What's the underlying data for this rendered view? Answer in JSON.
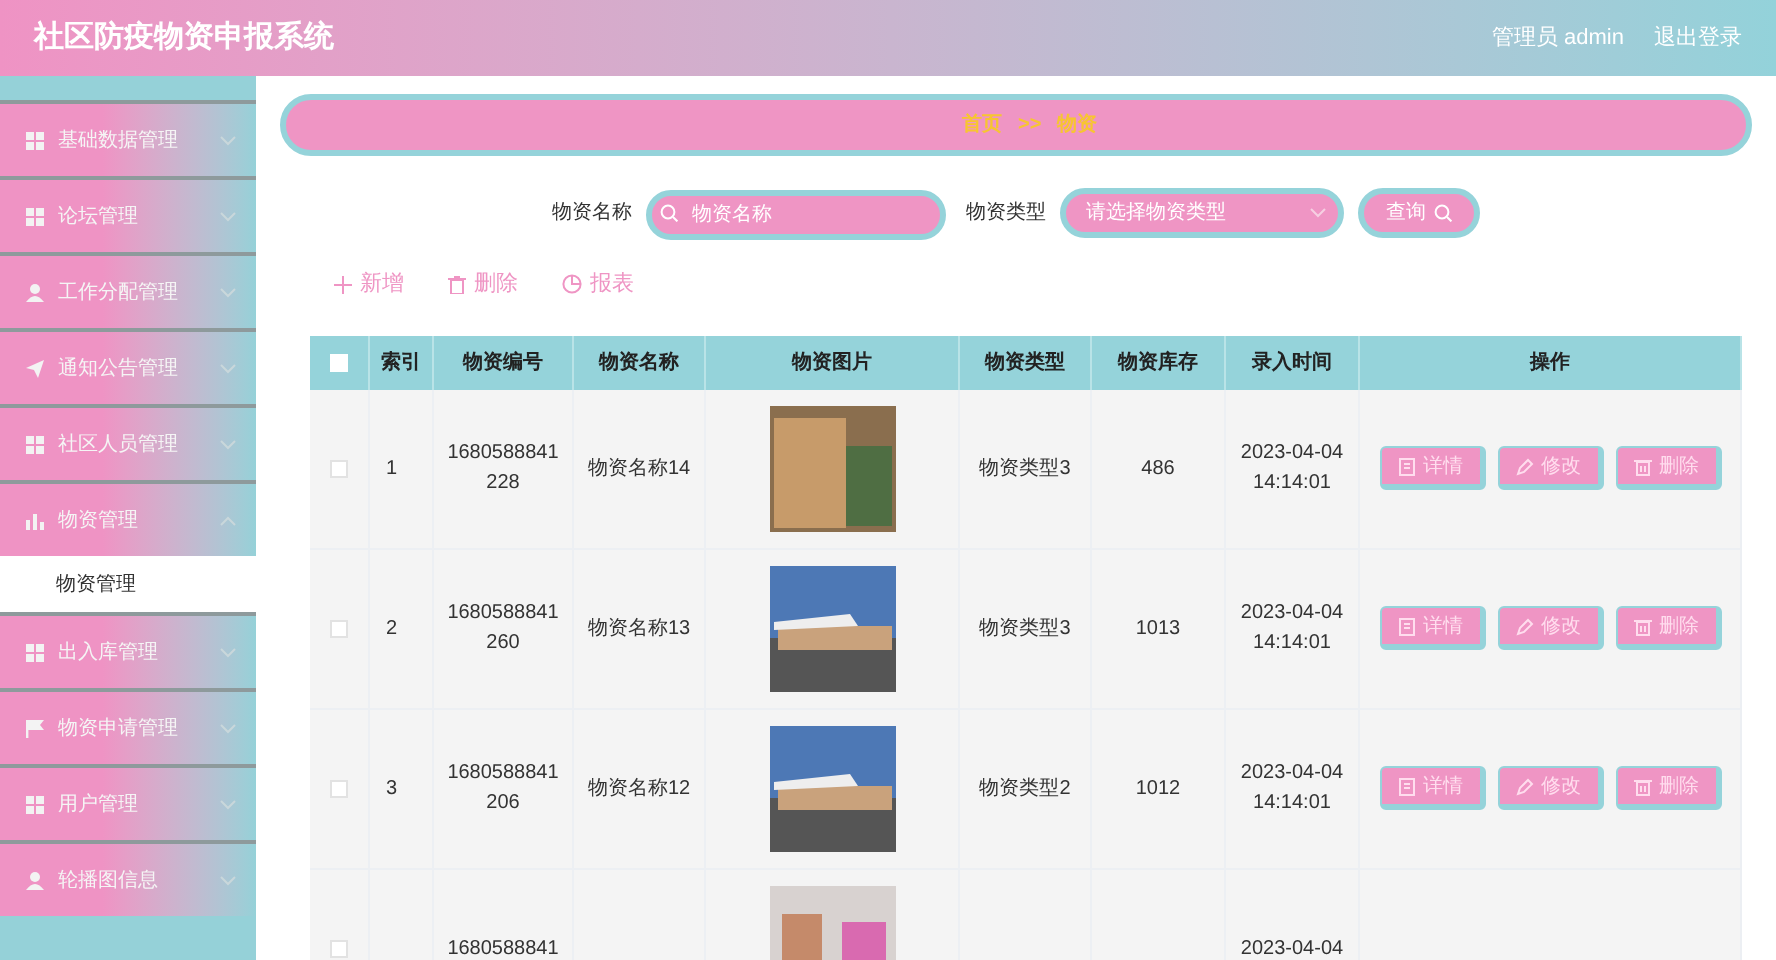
{
  "header": {
    "title": "社区防疫物资申报系统",
    "user": "管理员 admin",
    "logout": "退出登录"
  },
  "sidebar": {
    "items": [
      {
        "label": "基础数据管理",
        "expanded": false
      },
      {
        "label": "论坛管理",
        "expanded": false
      },
      {
        "label": "工作分配管理",
        "expanded": false
      },
      {
        "label": "通知公告管理",
        "expanded": false
      },
      {
        "label": "社区人员管理",
        "expanded": false
      },
      {
        "label": "物资管理",
        "expanded": true,
        "children": [
          {
            "label": "物资管理",
            "selected": true
          }
        ]
      },
      {
        "label": "出入库管理",
        "expanded": false
      },
      {
        "label": "物资申请管理",
        "expanded": false
      },
      {
        "label": "用户管理",
        "expanded": false
      },
      {
        "label": "轮播图信息",
        "expanded": false
      }
    ]
  },
  "breadcrumb": [
    "首页",
    ">>",
    "物资"
  ],
  "search": {
    "name_label": "物资名称",
    "name_placeholder": "物资名称",
    "type_label": "物资类型",
    "type_placeholder": "请选择物资类型",
    "button": "查询"
  },
  "actions": [
    "新增",
    "删除",
    "报表"
  ],
  "table": {
    "all_checked": false,
    "columns": [
      "索引",
      "物资编号",
      "物资名称",
      "物资图片",
      "物资类型",
      "物资库存",
      "录入时间",
      "操作"
    ],
    "rows": [
      {
        "checked": false,
        "index": "1",
        "code": "1680588841\n228",
        "name": "物资名称14",
        "kind": "boxes",
        "type": "物资类型3",
        "stock": "486",
        "time": "2023-04-04\n14:14:01",
        "buttons": [
          "详情",
          "修改",
          "删除"
        ]
      },
      {
        "checked": false,
        "index": "2",
        "code": "1680588841\n260",
        "name": "物资名称13",
        "kind": "plane",
        "type": "物资类型3",
        "stock": "1013",
        "time": "2023-04-04\n14:14:01",
        "buttons": [
          "详情",
          "修改",
          "删除"
        ]
      },
      {
        "checked": false,
        "index": "3",
        "code": "1680588841\n206",
        "name": "物资名称12",
        "kind": "plane",
        "type": "物资类型2",
        "stock": "1012",
        "time": "2023-04-04\n14:14:01",
        "buttons": [
          "详情",
          "修改",
          "删除"
        ]
      },
      {
        "checked": false,
        "code": "1680588841",
        "kind": "room",
        "time": "2023-04-04"
      }
    ]
  }
}
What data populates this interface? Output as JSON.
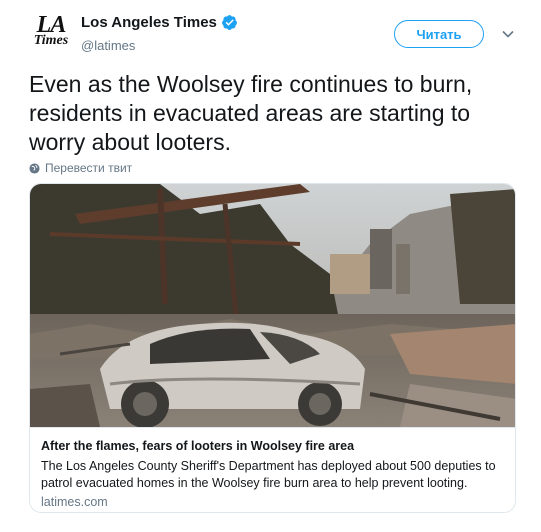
{
  "header": {
    "logo_line1": "LA",
    "logo_line2": "Times",
    "display_name": "Los Angeles Times",
    "handle": "@latimes",
    "follow_label": "Читать"
  },
  "tweet": {
    "text": "Even as the Woolsey fire continues to burn, residents in evacuated areas are starting to worry about looters.",
    "translate_label": "Перевести твит"
  },
  "card": {
    "title": "After the flames, fears of looters in Woolsey fire area",
    "description": "The Los Angeles County Sheriff's Department has deployed about 500 deputies to patrol evacuated homes in the Woolsey fire burn area to help prevent looting.",
    "domain": "latimes.com"
  },
  "colors": {
    "accent": "#1da1f2",
    "text": "#14171a",
    "secondary": "#657786",
    "border": "#e1e8ed"
  },
  "icons": {
    "verified": "verified-badge-icon",
    "caret": "chevron-down-icon",
    "translate": "globe-icon"
  }
}
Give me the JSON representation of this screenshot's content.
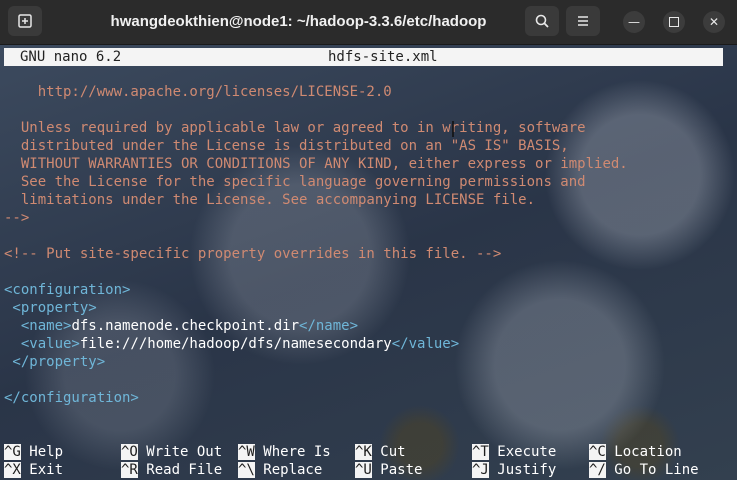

◇ ◇ ◇ ◇ ◇

# Task instructions
Output the full set of records above without changing a word, and drop the images.

# Expected answer
What's the underlying data for this rendered view? Answer in JSON.
{
  "header": {
    "title": "社区防疫物资申报系统",
    "user": "管理员 admin",
    "logout": "退出登录"
  },
  "sidebar": {
    "items": [
      {
        "label": "基础数据管理",
        "expanded": false
      },
      {
        "label": "论坛管理",
        "expanded": false
      },
      {
        "label": "工作分配管理",
        "expanded": false
      },
      {
        "label": "通知公告管理",
        "expanded": false
      },
      {
        "label": "社区人员管理",
        "expanded": false
      },
      {
        "label": "物资管理",
        "expanded": true,
        "children": [
          {
            "label": "物资管理",
            "selected": true
          }
        ]
      },
      {
        "label": "出入库管理",
        "expanded": false
      },
      {
        "label": "物资申请管理",
        "expanded": false
      },
      {
        "label": "用户管理",
        "expanded": false
      },
      {
        "label": "轮播图信息",
        "expanded": false
      }
    ]
  },
  "breadcrumb": [
    "首页",
    ">>",
    "物资"
  ],
  "search": {
    "name_label": "物资名称",
    "name_placeholder": "物资名称",
    "type_label": "物资类型",
    "type_placeholder": "请选择物资类型",
    "button": "查询"
  },
  "actions": [
    "新增",
    "删除",
    "报表"
  ],
  "table": {
    "all_checked": false,
    "columns": [
      "索引",
      "物资编号",
      "物资名称",
      "物资图片",
      "物资类型",
      "物资库存",
      "录入时间",
      "操作"
    ],
    "rows": [
      {
        "checked": false,
        "index": "1",
        "code": "1680588841\n228",
        "name": "物资名称14",
        "kind": "boxes",
        "type": "物资类型3",
        "stock": "486",
        "time": "2023-04-04\n14:14:01",
        "buttons": [
          "详情",
          "修改",
          "删除"
        ]
      },
      {
        "checked": false,
        "index": "2",
        "code": "1680588841\n260",
        "name": "物资名称13",
        "kind": "plane",
        "type": "物资类型3",
        "stock": "1013",
        "time": "2023-04-04\n14:14:01",
        "buttons": [
          "详情",
          "修改",
          "删除"
        ]
      },
      {
        "checked": false,
        "index": "3",
        "code": "1680588841\n206",
        "name": "物资名称12",
        "kind": "plane",
        "type": "物资类型2",
        "stock": "1012",
        "time": "2023-04-04\n14:14:01",
        "buttons": [
          "详情",
          "修改",
          "删除"
        ]
      },
      {
        "checked": false,
        "code": "1680588841",
        "kind": "room",
        "time": "2023-04-04"
      }
    ]
  }
}
What data populates this interface? Output as JSON.
{
  "header": {
    "logo_line1": "LA",
    "logo_line2": "Times",
    "display_name": "Los Angeles Times",
    "handle": "@latimes",
    "follow_label": "Читать"
  },
  "tweet": {
    "text": "Even as the Woolsey fire continues to burn, residents in evacuated areas are starting to worry about looters.",
    "translate_label": "Перевести твит"
  },
  "card": {
    "title": "After the flames, fears of looters in Woolsey fire area",
    "description": "The Los Angeles County Sheriff's Department has deployed about 500 deputies to patrol evacuated homes in the Woolsey fire burn area to help prevent looting.",
    "domain": "latimes.com"
  },
  "colors": {
    "accent": "#1da1f2",
    "text": "#14171a",
    "secondary": "#657786",
    "border": "#e1e8ed"
  },
  "icons": {
    "verified": "verified-badge-icon",
    "caret": "chevron-down-icon",
    "translate": "globe-icon"
  }
}
Give me the JSON representation of this screenshot's content.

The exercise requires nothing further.